È evidente: tra le categorie maggiormente colpite dalla crisi economica provocata dal Coronavirus ci sono i lavoratori autonomi e i titolari di partita IVA. Difatti, non hanno le medesime garanzie di cui beneficia chi ha un contratto da dipendente. L’esecutivo ha così tentato di venire in soccorso delle P. IVA, stanziando una serie di incentivi, a cominciare da quelli da 600 euro l’uno di marzo e aprile.
Al pari di quelli da 800 e 1.000 euro, poi corrisposti a determinati prestatori d’opera, tali indennità sono da considerarsi nette, ovvero non sottoposte a tassazione. Detto altrimenti, le predette somme non concorrono alla formazione del reddito complessivo e, pertanto, sono esenti IRPEF. Tuttavia, ci sono altre circostanze in cui le partite IVA non hanno l’onere di versare l’imposta sul reddito delle persone fisiche.
IRPEF non dovuta dalle Partite IVA: l’Agenzia delle Entrate richiama una ipotesi
Una di tali casistiche viene illustrata nella risposta n. 395 del 2020 dall’Agenzia delle Entrate, in un interpello sul trattamento fiscale da porre in essere all’indennità assistenziale straordinaria Covid-19 riconosciuta ai propri iscritti dall’Enpav, l’ente di previdenza e assistenza dei veterinari.
Più esattamente sono state richieste delucidazioni in merito all’organismo presieduto da Ernesto Maria Ruffini. Si sono cercati chiarimenti in modo da comprendere quale trattamento fiscale debba essere applicato ai fini IRPEF per le indennità attribuite agli iscritti.
La cassa professionale che ha deciso di appellarsi all’Amministrazione finanziaria fa espresso riferimento al sussidio da essa riconosciuto una tantum a ciascun suo iscritto che, per va degli effetti negativi causati da Covid-19, siano stati ricoverati presso strutture ospedaliere oppure abbiano dovuto osservare la quarantena o l’isolamento domiciliare obbligatorio. Per tali soggetti l’ente previdenziale ha previsto delle indennità comprese tra 1.000 e 4 mila euro, in base alla gravità dello specifico caso.

* Righe di dati *
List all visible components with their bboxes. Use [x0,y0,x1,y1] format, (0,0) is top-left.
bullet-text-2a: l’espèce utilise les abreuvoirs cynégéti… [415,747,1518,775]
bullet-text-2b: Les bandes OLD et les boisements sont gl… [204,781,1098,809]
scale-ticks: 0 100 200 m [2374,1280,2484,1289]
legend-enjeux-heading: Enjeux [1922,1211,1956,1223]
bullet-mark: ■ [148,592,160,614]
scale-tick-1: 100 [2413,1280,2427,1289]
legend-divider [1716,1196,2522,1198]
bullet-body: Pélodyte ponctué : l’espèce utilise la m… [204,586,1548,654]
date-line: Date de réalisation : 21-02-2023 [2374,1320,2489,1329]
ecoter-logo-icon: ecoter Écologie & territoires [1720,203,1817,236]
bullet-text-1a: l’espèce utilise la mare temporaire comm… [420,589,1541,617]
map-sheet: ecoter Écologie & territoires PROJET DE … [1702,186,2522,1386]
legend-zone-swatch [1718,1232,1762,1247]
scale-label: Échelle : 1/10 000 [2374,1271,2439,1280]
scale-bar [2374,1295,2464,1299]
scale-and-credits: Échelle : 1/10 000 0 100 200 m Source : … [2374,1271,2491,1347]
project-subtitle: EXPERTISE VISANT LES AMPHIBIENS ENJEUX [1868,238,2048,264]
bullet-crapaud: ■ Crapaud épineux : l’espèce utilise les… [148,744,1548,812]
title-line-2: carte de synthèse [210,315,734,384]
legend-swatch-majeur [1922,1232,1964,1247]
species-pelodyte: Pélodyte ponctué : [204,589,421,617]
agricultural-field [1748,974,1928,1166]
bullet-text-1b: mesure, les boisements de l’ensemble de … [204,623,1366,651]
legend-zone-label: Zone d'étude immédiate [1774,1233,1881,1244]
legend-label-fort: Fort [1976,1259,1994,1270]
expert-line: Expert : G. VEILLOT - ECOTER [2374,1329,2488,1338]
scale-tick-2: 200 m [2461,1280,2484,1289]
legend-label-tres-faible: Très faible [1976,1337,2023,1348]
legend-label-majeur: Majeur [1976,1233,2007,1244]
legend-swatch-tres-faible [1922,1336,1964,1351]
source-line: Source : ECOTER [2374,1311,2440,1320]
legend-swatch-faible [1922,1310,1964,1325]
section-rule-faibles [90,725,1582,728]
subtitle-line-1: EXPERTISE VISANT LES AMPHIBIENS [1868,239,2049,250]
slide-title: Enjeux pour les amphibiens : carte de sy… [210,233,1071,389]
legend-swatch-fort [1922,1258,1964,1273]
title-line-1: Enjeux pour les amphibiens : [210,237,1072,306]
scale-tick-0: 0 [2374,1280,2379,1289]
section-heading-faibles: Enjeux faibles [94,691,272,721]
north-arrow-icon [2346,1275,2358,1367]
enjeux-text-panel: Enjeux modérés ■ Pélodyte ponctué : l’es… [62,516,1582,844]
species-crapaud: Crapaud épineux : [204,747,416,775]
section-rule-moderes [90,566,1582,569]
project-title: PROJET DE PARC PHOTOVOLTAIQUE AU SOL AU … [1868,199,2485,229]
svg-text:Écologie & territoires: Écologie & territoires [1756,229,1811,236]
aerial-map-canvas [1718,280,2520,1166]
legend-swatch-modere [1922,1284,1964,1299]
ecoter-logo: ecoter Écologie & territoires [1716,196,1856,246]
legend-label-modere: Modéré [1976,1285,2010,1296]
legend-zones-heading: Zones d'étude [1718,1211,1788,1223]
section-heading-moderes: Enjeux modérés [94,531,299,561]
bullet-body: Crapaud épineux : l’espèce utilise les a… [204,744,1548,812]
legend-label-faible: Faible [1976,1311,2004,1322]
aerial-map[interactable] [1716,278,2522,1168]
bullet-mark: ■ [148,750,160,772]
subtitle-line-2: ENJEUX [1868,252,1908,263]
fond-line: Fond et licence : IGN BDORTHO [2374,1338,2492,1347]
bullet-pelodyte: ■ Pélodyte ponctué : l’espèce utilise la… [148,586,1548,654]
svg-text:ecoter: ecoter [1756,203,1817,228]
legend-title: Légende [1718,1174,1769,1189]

* Compiti da svolgere *
**1)** Rispondi a queste domande sul testo mostrato, indicando ogni risposta con la stessa lettera:
(a) Di quanto era ciascuno degli incentivi di marzo e aprile?
(b) Con quale numero e di quale anno è indicata la risposta dell'Agenzia delle Entrate?
(c) Tra quali importi sono comprese le indennità previste dall'Enpav?
**2)** Elenca, per favore, tutti i diversi importi in euro citati nel testo mostrato.
Le righe sono materiale a sé, distinto dal testo mostrato.

* Risposte attese *
**1)**
(a) 600 euro l'uno.
(b) Risposta n. 395 del 2020.
(c) Tra 1.000 e 4 mila euro.

**2)**
600 euro
800 euro
1.000 euro
4 mila euro